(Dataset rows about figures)

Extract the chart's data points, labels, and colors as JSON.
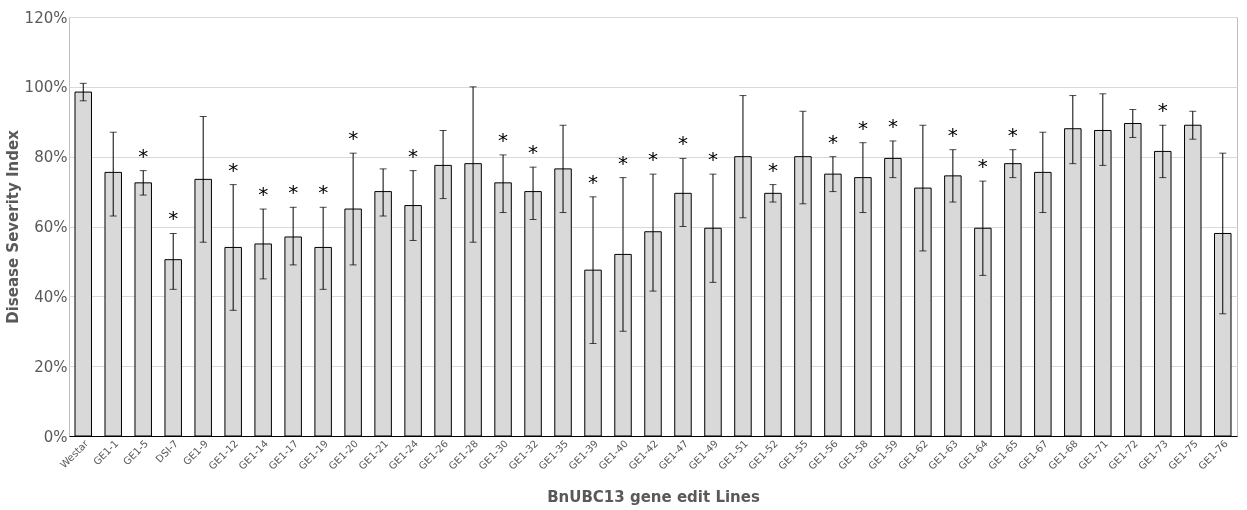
{
  "chart_data": {
    "type": "bar",
    "xlabel": "BnUBC13 gene edit Lines",
    "ylabel": "Disease Severity Index",
    "categories": [
      "Westar",
      "GE1-1",
      "GE1-5",
      "DSI-7",
      "GE1-9",
      "GE1-12",
      "GE1-14",
      "GE1-17",
      "GE1-19",
      "GE1-20",
      "GE1-21",
      "GE1-24",
      "GE1-26",
      "GE1-28",
      "GE1-30",
      "GE1-32",
      "GE1-35",
      "GE1-39",
      "GE1-40",
      "GE1-42",
      "GE1-47",
      "GE1-49",
      "GE1-51",
      "GE1-52",
      "GE1-55",
      "GE1-56",
      "GE1-58",
      "GE1-59",
      "GE1-62",
      "GE1-63",
      "GE1-64",
      "GE1-65",
      "GE1-67",
      "GE1-68",
      "GE1-71",
      "GE1-72",
      "GE1-73",
      "GE1-75",
      "GE1-76"
    ],
    "values": [
      98.5,
      75.5,
      72.5,
      50.5,
      73.5,
      54,
      55,
      57,
      54,
      65,
      70,
      66,
      77.5,
      78,
      72.5,
      70,
      76.5,
      47.5,
      52,
      58.5,
      69.5,
      59.5,
      80,
      69.5,
      80,
      75,
      74,
      79.5,
      71,
      74.5,
      59.5,
      78,
      75.5,
      88,
      87.5,
      89.5,
      81.5,
      89,
      58
    ],
    "color": "#d9d9d9",
    "errors": [
      [
        96,
        101
      ],
      [
        63,
        87
      ],
      [
        69,
        76
      ],
      [
        42,
        58
      ],
      [
        55.5,
        91.5
      ],
      [
        36,
        72
      ],
      [
        45,
        65
      ],
      [
        49,
        65.5
      ],
      [
        42,
        65.5
      ],
      [
        49,
        81
      ],
      [
        63,
        76.5
      ],
      [
        56,
        76
      ],
      [
        68,
        87.5
      ],
      [
        55.5,
        100
      ],
      [
        64,
        80.5
      ],
      [
        62,
        77
      ],
      [
        64,
        89
      ],
      [
        26.5,
        68.5
      ],
      [
        30,
        74
      ],
      [
        41.5,
        75
      ],
      [
        60,
        79.5
      ],
      [
        44,
        75
      ],
      [
        62.5,
        97.5
      ],
      [
        67,
        72
      ],
      [
        66.5,
        93
      ],
      [
        70,
        80
      ],
      [
        64,
        84
      ],
      [
        74,
        84.5
      ],
      [
        53,
        89
      ],
      [
        67,
        82
      ],
      [
        46,
        73
      ],
      [
        74,
        82
      ],
      [
        64,
        87
      ],
      [
        78,
        97.5
      ],
      [
        77.5,
        98
      ],
      [
        85.5,
        93.5
      ],
      [
        74,
        89
      ],
      [
        85,
        93
      ],
      [
        35,
        81
      ]
    ],
    "ylim": [
      0,
      120
    ],
    "yticks": [
      {
        "value": 0,
        "label": "0%"
      },
      {
        "value": 20,
        "label": "20%"
      },
      {
        "value": 40,
        "label": "40%"
      },
      {
        "value": 60,
        "label": "60%"
      },
      {
        "value": 80,
        "label": "80%"
      },
      {
        "value": 100,
        "label": "100%"
      },
      {
        "value": 120,
        "label": "120%"
      }
    ],
    "grid": "y",
    "annotations": [
      {
        "text": "*",
        "x": "GE1-5",
        "y": 76
      },
      {
        "text": "*",
        "x": "DSI-7",
        "y": 58
      },
      {
        "text": "*",
        "x": "GE1-12",
        "y": 72
      },
      {
        "text": "*",
        "x": "GE1-14",
        "y": 65
      },
      {
        "text": "*",
        "x": "GE1-17",
        "y": 65.5
      },
      {
        "text": "*",
        "x": "GE1-19",
        "y": 65.5
      },
      {
        "text": "*",
        "x": "GE1-20",
        "y": 81
      },
      {
        "text": "*",
        "x": "GE1-24",
        "y": 76
      },
      {
        "text": "*",
        "x": "GE1-30",
        "y": 80.5
      },
      {
        "text": "*",
        "x": "GE1-32",
        "y": 77
      },
      {
        "text": "*",
        "x": "GE1-39",
        "y": 68.5
      },
      {
        "text": "*",
        "x": "GE1-40",
        "y": 74
      },
      {
        "text": "*",
        "x": "GE1-42",
        "y": 75
      },
      {
        "text": "*",
        "x": "GE1-47",
        "y": 79.5
      },
      {
        "text": "*",
        "x": "GE1-49",
        "y": 75
      },
      {
        "text": "*",
        "x": "GE1-52",
        "y": 72
      },
      {
        "text": "*",
        "x": "GE1-56",
        "y": 80
      },
      {
        "text": "*",
        "x": "GE1-58",
        "y": 84
      },
      {
        "text": "*",
        "x": "GE1-59",
        "y": 84.5
      },
      {
        "text": "*",
        "x": "GE1-63",
        "y": 82
      },
      {
        "text": "*",
        "x": "GE1-64",
        "y": 73
      },
      {
        "text": "*",
        "x": "GE1-65",
        "y": 82
      },
      {
        "text": "*",
        "x": "GE1-73",
        "y": 89
      }
    ]
  }
}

→ Aim of the task
The records above should be reproduced exactly, with the pictures omitted.

→ Task result
Extract the chart's data points, labels, and colors as JSON.
{
  "chart_data": {
    "type": "bar",
    "xlabel": "BnUBC13 gene edit Lines",
    "ylabel": "Disease Severity Index",
    "categories": [
      "Westar",
      "GE1-1",
      "GE1-5",
      "DSI-7",
      "GE1-9",
      "GE1-12",
      "GE1-14",
      "GE1-17",
      "GE1-19",
      "GE1-20",
      "GE1-21",
      "GE1-24",
      "GE1-26",
      "GE1-28",
      "GE1-30",
      "GE1-32",
      "GE1-35",
      "GE1-39",
      "GE1-40",
      "GE1-42",
      "GE1-47",
      "GE1-49",
      "GE1-51",
      "GE1-52",
      "GE1-55",
      "GE1-56",
      "GE1-58",
      "GE1-59",
      "GE1-62",
      "GE1-63",
      "GE1-64",
      "GE1-65",
      "GE1-67",
      "GE1-68",
      "GE1-71",
      "GE1-72",
      "GE1-73",
      "GE1-75",
      "GE1-76"
    ],
    "values": [
      98.5,
      75.5,
      72.5,
      50.5,
      73.5,
      54,
      55,
      57,
      54,
      65,
      70,
      66,
      77.5,
      78,
      72.5,
      70,
      76.5,
      47.5,
      52,
      58.5,
      69.5,
      59.5,
      80,
      69.5,
      80,
      75,
      74,
      79.5,
      71,
      74.5,
      59.5,
      78,
      75.5,
      88,
      87.5,
      89.5,
      81.5,
      89,
      58
    ],
    "color": "#d9d9d9",
    "errors": [
      [
        96,
        101
      ],
      [
        63,
        87
      ],
      [
        69,
        76
      ],
      [
        42,
        58
      ],
      [
        55.5,
        91.5
      ],
      [
        36,
        72
      ],
      [
        45,
        65
      ],
      [
        49,
        65.5
      ],
      [
        42,
        65.5
      ],
      [
        49,
        81
      ],
      [
        63,
        76.5
      ],
      [
        56,
        76
      ],
      [
        68,
        87.5
      ],
      [
        55.5,
        100
      ],
      [
        64,
        80.5
      ],
      [
        62,
        77
      ],
      [
        64,
        89
      ],
      [
        26.5,
        68.5
      ],
      [
        30,
        74
      ],
      [
        41.5,
        75
      ],
      [
        60,
        79.5
      ],
      [
        44,
        75
      ],
      [
        62.5,
        97.5
      ],
      [
        67,
        72
      ],
      [
        66.5,
        93
      ],
      [
        70,
        80
      ],
      [
        64,
        84
      ],
      [
        74,
        84.5
      ],
      [
        53,
        89
      ],
      [
        67,
        82
      ],
      [
        46,
        73
      ],
      [
        74,
        82
      ],
      [
        64,
        87
      ],
      [
        78,
        97.5
      ],
      [
        77.5,
        98
      ],
      [
        85.5,
        93.5
      ],
      [
        74,
        89
      ],
      [
        85,
        93
      ],
      [
        35,
        81
      ]
    ],
    "ylim": [
      0,
      120
    ],
    "yticks": [
      {
        "value": 0,
        "label": "0%"
      },
      {
        "value": 20,
        "label": "20%"
      },
      {
        "value": 40,
        "label": "40%"
      },
      {
        "value": 60,
        "label": "60%"
      },
      {
        "value": 80,
        "label": "80%"
      },
      {
        "value": 100,
        "label": "100%"
      },
      {
        "value": 120,
        "label": "120%"
      }
    ],
    "grid": "y",
    "annotations": [
      {
        "text": "*",
        "x": "GE1-5",
        "y": 76
      },
      {
        "text": "*",
        "x": "DSI-7",
        "y": 58
      },
      {
        "text": "*",
        "x": "GE1-12",
        "y": 72
      },
      {
        "text": "*",
        "x": "GE1-14",
        "y": 65
      },
      {
        "text": "*",
        "x": "GE1-17",
        "y": 65.5
      },
      {
        "text": "*",
        "x": "GE1-19",
        "y": 65.5
      },
      {
        "text": "*",
        "x": "GE1-20",
        "y": 81
      },
      {
        "text": "*",
        "x": "GE1-24",
        "y": 76
      },
      {
        "text": "*",
        "x": "GE1-30",
        "y": 80.5
      },
      {
        "text": "*",
        "x": "GE1-32",
        "y": 77
      },
      {
        "text": "*",
        "x": "GE1-39",
        "y": 68.5
      },
      {
        "text": "*",
        "x": "GE1-40",
        "y": 74
      },
      {
        "text": "*",
        "x": "GE1-42",
        "y": 75
      },
      {
        "text": "*",
        "x": "GE1-47",
        "y": 79.5
      },
      {
        "text": "*",
        "x": "GE1-49",
        "y": 75
      },
      {
        "text": "*",
        "x": "GE1-52",
        "y": 72
      },
      {
        "text": "*",
        "x": "GE1-56",
        "y": 80
      },
      {
        "text": "*",
        "x": "GE1-58",
        "y": 84
      },
      {
        "text": "*",
        "x": "GE1-59",
        "y": 84.5
      },
      {
        "text": "*",
        "x": "GE1-63",
        "y": 82
      },
      {
        "text": "*",
        "x": "GE1-64",
        "y": 73
      },
      {
        "text": "*",
        "x": "GE1-65",
        "y": 82
      },
      {
        "text": "*",
        "x": "GE1-73",
        "y": 89
      }
    ]
  }
}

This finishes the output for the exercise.